Your tasks:
a – What physical element did Lifton and Schein conclude must be present for coercive persuasion to succeed, according to the text on brainwashing of Korean War prisoners?
b – Continue the text on brainwashing of Korean War prisoners from where it stops.

───── Document section

Working individually, Lifton and Schein discussed coercive persuasion in their published analyses of the treatment of Korean War POWs. They defined coercive persuasion as a mixture of social, psychological and physical pressures applied to produce changes in an individual's beliefs, attitudes, and behaviors. Lifton and Schein both concluded that such coercive persuasion can succeed in the presence of a physical element of confinement, "forcing the individual into a situation in which he must, in order to survive physically and psychologically, expose himself to persuasive attempts"[cite this quote]. They also concluded that such coercive persuasion succeeded only on a minority of POWs, and that the end-result of such coercion remained very unstable, as most of the individuals reverted to their previous condition soon after they left the coercive environment.
Following the armistice that interrupted hostilities in the Korean War (July 1953), a large group of intelligence-officers, psychiatrists, and psychologists received assignments to debrief United Nations soldiers in the process of repatriation. The government of the United States wanted to understand the unprecedented level of collaboration, the breakdown of trust among prisoners, and other such indications that the Chinese had achieved something new and effective in their handling of prisoners of war. Formal studies in academic journals began to appear in the mid-1950s, as well as some first-person reports from former prisoners. In 1961, two specialists in the field published books which synthesized these studies for the non-specialists concerned with issues of national security and social policy. Edgar H. Schein wrote on Coercive Persuasion and Robert J. Lifton wrote on Thought Control and the Psychology of Totalism. Both books focused primarily on the techniques called xǐ nǎo, or more formally sī xiǎng gǎi zào (reconstructing or remodeling thought). The following discussion largely builds on their studies.
Although the attention of Americans came to bear on thought reconstruction or brainwashing as one result of the Korean War (1950–1953), the techniques had operated on ordinary Chinese citizens after the establishment of the People's Republic of China (PRC) in October 1949. The PRC had refined and extended techniques earlier used in the Soviet Union to prepare prisoners for show-trials, and they in turn had learned much from the Inquisition. In the Chinese context, these techniques had multiple goals that went far beyond the simple control of subjects in the prison camps of North Korea. They aimed to produce confessions, to convince the accused that they had indeed perpetrated anti-social acts, to make them feel guilty of these crimes against the state, to make them desirous of a fundamental change in outlook toward the institutions of the new communist society, and, finally, to actually accomplish these desired changes in the recipients of the brainwashing/thought-reform. To that end, brainwashers desired techniques that would break down the psychic integrity of the individual with regard to information processing, with regard to information retained in the mind, and with regard to values. Chosen techniques included:
dehumanizing of individuals by keeping them in filth
partial sensory deprivation
inculcation of guilt
group social pressure
The ultimate goal that drove these extreme efforts consisted of the transformation of an individual with an ostensible "feudal" or capitalist mindset into a "right-thinking" member of the new social system, or, in other words, to transform what the state regarded as a criminal mind into what the state could regard as a non-criminal mind.

──────────
───── Given entries

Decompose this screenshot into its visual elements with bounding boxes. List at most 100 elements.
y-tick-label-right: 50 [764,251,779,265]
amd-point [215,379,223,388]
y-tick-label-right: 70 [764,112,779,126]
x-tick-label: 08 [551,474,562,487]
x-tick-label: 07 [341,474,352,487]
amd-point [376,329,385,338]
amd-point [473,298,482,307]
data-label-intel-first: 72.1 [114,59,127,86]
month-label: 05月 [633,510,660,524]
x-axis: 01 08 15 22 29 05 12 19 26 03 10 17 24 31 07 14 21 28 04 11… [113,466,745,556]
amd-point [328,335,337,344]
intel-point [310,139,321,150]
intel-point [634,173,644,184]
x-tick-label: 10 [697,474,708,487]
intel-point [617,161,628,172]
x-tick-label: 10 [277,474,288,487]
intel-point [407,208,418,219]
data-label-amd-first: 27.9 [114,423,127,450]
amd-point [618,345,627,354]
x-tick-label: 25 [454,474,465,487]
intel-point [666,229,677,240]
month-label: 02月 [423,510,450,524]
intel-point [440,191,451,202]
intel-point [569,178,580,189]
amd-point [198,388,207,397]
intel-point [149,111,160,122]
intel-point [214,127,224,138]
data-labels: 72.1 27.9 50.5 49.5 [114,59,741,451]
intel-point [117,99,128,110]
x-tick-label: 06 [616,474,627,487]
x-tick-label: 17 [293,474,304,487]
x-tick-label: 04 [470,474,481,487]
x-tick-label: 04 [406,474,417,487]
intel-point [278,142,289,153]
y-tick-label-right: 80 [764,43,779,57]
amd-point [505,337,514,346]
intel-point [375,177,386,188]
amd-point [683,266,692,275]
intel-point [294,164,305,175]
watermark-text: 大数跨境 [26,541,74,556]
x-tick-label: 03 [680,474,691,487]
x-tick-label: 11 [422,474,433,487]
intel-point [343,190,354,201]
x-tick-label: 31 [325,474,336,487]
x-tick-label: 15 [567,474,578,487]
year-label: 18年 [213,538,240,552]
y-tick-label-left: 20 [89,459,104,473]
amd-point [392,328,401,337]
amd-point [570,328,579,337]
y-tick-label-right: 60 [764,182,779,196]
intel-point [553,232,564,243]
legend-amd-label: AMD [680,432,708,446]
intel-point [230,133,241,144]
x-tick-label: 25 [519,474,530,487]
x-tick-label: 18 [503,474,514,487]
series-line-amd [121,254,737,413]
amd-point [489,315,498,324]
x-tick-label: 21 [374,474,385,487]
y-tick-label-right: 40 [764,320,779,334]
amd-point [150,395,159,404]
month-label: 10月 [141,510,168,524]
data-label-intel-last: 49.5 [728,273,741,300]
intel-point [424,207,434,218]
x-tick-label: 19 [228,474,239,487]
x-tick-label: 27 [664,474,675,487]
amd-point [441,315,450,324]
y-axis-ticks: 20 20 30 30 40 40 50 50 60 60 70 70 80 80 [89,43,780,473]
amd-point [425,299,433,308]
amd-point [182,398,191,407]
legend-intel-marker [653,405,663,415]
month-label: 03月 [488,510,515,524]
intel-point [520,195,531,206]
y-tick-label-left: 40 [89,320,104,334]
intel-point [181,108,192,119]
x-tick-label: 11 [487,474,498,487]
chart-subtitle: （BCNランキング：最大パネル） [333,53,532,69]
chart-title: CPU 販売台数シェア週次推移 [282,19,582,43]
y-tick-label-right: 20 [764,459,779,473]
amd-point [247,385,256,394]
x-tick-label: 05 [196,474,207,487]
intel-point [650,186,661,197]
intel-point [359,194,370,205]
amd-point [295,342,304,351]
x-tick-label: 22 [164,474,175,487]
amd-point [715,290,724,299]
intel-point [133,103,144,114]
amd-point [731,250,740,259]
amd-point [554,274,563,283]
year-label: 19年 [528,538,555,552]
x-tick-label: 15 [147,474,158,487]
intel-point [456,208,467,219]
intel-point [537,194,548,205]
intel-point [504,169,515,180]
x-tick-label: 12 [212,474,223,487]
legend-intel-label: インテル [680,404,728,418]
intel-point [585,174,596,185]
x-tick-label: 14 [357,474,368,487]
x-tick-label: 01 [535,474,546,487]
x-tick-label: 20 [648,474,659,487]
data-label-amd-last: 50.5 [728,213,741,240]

──────────

Solved tasks:
a – Confinement.

b –
The methods of thought-control proved extremely useful when deployed for gaining the compliance of prisoners-of-war. Key elements in their success included tight control of the information available to the individual and tight control over the behavior of the individual. When, after repatriation, close control of information ceased and "reality"-testing could resume, former prisoners fairly quickly regained a close approximation of their original picture of the world and of the societies from which they had come. Furthermore, prisoners subject to thought-control often had simply behaved in ways that pleased their captors, without changing their fundamental beliefs. So the fear of brainwashed sleeper agents, such as that dramatized in the novel and in the two films called The Manchurian Candidate, never materialized.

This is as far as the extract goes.